Problem to work on – Search the material for the string "temps", then return every line where it is found.

— begin Supplied records —

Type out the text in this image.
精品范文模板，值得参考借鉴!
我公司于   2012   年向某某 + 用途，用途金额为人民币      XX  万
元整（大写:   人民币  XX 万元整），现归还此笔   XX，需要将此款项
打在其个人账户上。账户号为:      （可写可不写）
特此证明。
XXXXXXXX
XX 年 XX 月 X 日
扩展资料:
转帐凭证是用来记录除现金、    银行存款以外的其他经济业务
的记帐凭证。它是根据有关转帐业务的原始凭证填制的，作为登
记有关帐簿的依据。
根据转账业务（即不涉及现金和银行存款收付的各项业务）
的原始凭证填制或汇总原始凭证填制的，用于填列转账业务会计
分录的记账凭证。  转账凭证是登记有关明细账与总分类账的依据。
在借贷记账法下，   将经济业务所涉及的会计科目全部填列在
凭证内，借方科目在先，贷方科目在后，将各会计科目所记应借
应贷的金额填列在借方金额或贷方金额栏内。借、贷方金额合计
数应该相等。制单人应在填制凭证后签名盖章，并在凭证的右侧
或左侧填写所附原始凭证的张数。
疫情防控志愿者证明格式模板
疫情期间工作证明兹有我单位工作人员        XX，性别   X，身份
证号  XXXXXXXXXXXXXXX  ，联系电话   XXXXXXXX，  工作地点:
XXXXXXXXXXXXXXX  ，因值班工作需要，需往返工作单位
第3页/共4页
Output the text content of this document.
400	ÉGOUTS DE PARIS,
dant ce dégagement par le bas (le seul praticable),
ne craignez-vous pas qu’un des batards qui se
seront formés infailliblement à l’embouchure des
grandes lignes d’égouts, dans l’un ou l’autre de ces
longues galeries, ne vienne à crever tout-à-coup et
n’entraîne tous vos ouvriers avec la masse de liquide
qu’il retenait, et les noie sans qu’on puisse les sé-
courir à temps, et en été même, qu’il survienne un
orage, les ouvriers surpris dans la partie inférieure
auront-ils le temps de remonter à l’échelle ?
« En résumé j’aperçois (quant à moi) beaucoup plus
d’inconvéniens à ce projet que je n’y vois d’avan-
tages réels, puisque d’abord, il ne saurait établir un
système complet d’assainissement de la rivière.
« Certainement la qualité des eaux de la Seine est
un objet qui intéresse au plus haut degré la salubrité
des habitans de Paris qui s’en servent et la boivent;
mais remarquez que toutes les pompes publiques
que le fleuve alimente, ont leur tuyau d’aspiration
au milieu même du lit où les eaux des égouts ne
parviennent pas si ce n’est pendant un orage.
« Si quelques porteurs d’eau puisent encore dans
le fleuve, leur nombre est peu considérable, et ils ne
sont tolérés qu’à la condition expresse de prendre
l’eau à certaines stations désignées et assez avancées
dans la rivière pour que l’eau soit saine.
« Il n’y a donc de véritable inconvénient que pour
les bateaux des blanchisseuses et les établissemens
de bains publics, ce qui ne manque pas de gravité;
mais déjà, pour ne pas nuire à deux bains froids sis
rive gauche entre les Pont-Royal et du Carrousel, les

— end Supplied records —

Response –
courir à temps, et en été même, qu’il survienne un
auront-ils le temps de remonter à l’échelle ?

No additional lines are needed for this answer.